### Data shown

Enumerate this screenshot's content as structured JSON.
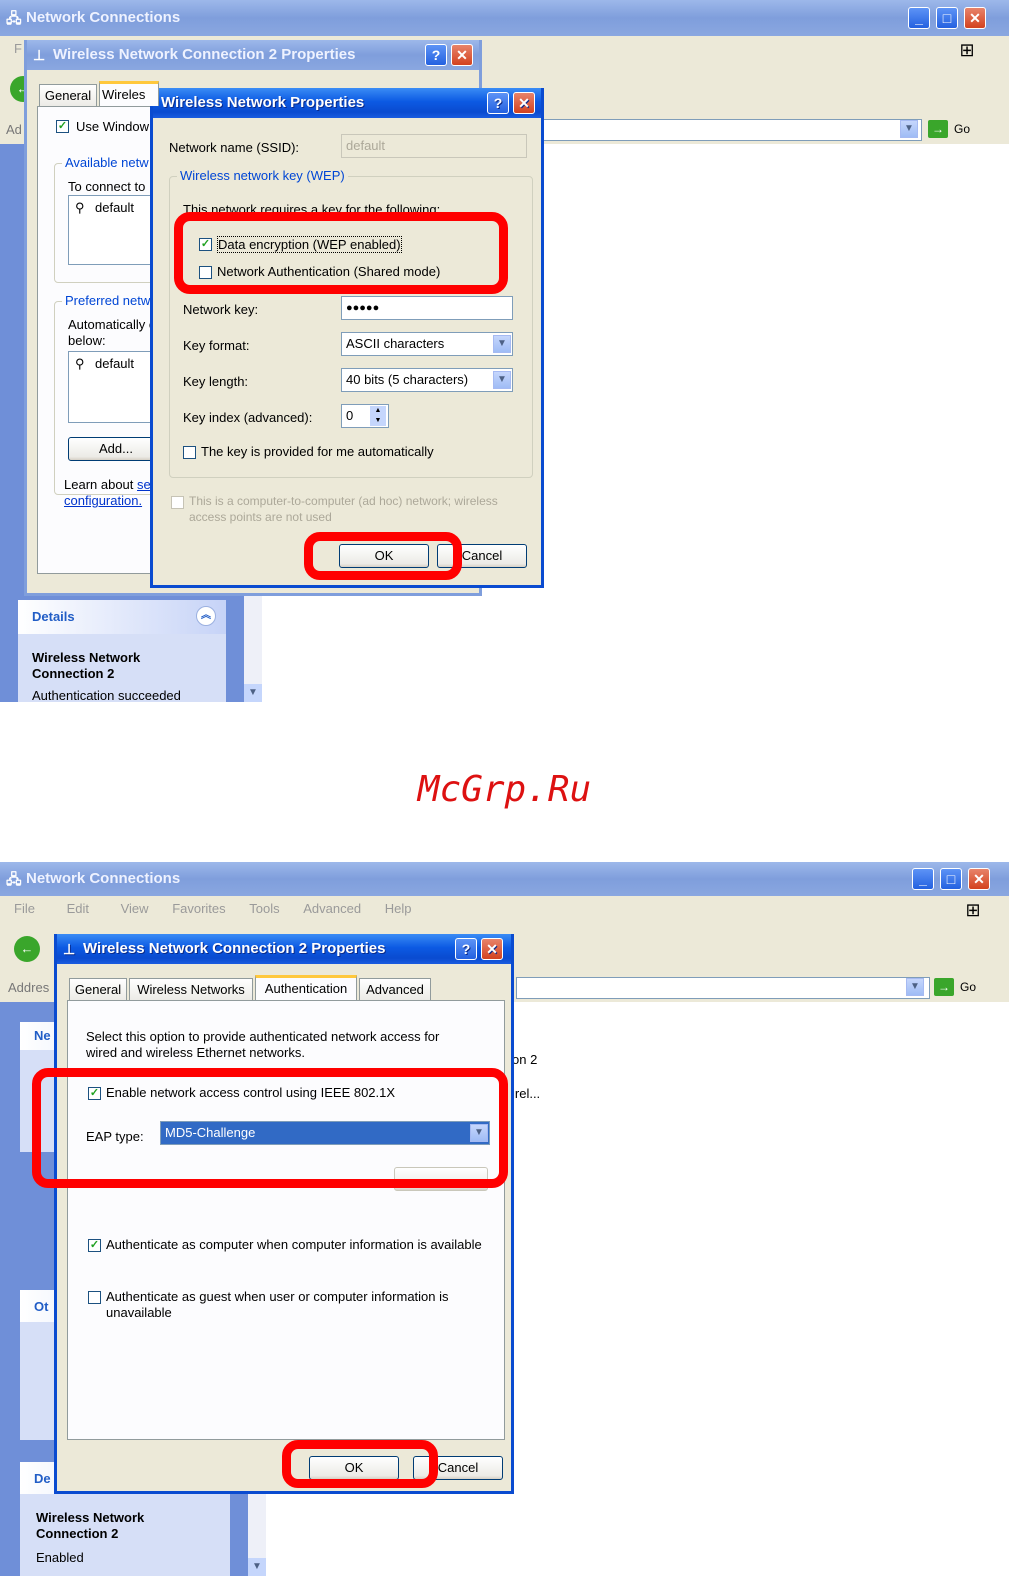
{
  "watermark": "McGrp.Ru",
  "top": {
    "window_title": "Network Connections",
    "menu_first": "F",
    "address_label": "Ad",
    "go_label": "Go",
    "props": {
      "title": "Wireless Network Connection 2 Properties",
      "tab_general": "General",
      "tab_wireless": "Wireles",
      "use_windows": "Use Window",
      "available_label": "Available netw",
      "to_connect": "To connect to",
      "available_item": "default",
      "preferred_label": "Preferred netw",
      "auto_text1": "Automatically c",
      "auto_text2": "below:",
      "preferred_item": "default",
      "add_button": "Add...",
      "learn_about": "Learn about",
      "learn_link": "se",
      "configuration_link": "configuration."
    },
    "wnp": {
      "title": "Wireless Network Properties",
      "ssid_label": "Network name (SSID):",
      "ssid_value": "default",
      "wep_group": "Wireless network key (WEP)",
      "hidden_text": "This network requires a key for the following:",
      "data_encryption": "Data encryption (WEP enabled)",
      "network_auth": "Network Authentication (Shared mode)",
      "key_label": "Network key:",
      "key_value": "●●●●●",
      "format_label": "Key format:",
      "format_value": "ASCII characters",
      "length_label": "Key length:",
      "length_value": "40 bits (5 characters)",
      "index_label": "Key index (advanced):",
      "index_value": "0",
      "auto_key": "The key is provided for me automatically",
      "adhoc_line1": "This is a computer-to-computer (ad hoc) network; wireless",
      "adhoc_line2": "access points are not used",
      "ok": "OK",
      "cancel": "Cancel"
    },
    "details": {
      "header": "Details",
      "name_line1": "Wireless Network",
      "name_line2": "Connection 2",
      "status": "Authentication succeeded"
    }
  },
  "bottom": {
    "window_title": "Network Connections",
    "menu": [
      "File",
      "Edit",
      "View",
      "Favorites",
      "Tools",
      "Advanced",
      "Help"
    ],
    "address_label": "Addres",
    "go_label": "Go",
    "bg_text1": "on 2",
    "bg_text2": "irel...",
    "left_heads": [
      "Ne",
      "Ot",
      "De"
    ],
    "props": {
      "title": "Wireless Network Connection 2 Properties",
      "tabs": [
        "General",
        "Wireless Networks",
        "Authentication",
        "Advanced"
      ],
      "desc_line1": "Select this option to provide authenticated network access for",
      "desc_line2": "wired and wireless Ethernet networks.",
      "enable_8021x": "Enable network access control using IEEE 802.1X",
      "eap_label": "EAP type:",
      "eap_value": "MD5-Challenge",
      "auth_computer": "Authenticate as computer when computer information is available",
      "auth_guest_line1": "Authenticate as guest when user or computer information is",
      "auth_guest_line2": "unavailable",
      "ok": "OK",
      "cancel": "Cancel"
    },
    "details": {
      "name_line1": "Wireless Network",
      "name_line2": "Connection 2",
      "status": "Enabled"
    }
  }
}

######

Work instructions — Exactly as written, return every line of the listing, but not the pictures.

Task output —
Enumerate this screenshot's content as structured JSON.
{
  "watermark": "McGrp.Ru",
  "top": {
    "window_title": "Network Connections",
    "menu_first": "F",
    "address_label": "Ad",
    "go_label": "Go",
    "props": {
      "title": "Wireless Network Connection 2 Properties",
      "tab_general": "General",
      "tab_wireless": "Wireles",
      "use_windows": "Use Window",
      "available_label": "Available netw",
      "to_connect": "To connect to",
      "available_item": "default",
      "preferred_label": "Preferred netw",
      "auto_text1": "Automatically c",
      "auto_text2": "below:",
      "preferred_item": "default",
      "add_button": "Add...",
      "learn_about": "Learn about",
      "learn_link": "se",
      "configuration_link": "configuration."
    },
    "wnp": {
      "title": "Wireless Network Properties",
      "ssid_label": "Network name (SSID):",
      "ssid_value": "default",
      "wep_group": "Wireless network key (WEP)",
      "hidden_text": "This network requires a key for the following:",
      "data_encryption": "Data encryption (WEP enabled)",
      "network_auth": "Network Authentication (Shared mode)",
      "key_label": "Network key:",
      "key_value": "●●●●●",
      "format_label": "Key format:",
      "format_value": "ASCII characters",
      "length_label": "Key length:",
      "length_value": "40 bits (5 characters)",
      "index_label": "Key index (advanced):",
      "index_value": "0",
      "auto_key": "The key is provided for me automatically",
      "adhoc_line1": "This is a computer-to-computer (ad hoc) network; wireless",
      "adhoc_line2": "access points are not used",
      "ok": "OK",
      "cancel": "Cancel"
    },
    "details": {
      "header": "Details",
      "name_line1": "Wireless Network",
      "name_line2": "Connection 2",
      "status": "Authentication succeeded"
    }
  },
  "bottom": {
    "window_title": "Network Connections",
    "menu": [
      "File",
      "Edit",
      "View",
      "Favorites",
      "Tools",
      "Advanced",
      "Help"
    ],
    "address_label": "Addres",
    "go_label": "Go",
    "bg_text1": "on 2",
    "bg_text2": "irel...",
    "left_heads": [
      "Ne",
      "Ot",
      "De"
    ],
    "props": {
      "title": "Wireless Network Connection 2 Properties",
      "tabs": [
        "General",
        "Wireless Networks",
        "Authentication",
        "Advanced"
      ],
      "desc_line1": "Select this option to provide authenticated network access for",
      "desc_line2": "wired and wireless Ethernet networks.",
      "enable_8021x": "Enable network access control using IEEE 802.1X",
      "eap_label": "EAP type:",
      "eap_value": "MD5-Challenge",
      "auth_computer": "Authenticate as computer when computer information is available",
      "auth_guest_line1": "Authenticate as guest when user or computer information is",
      "auth_guest_line2": "unavailable",
      "ok": "OK",
      "cancel": "Cancel"
    },
    "details": {
      "name_line1": "Wireless Network",
      "name_line2": "Connection 2",
      "status": "Enabled"
    }
  }
}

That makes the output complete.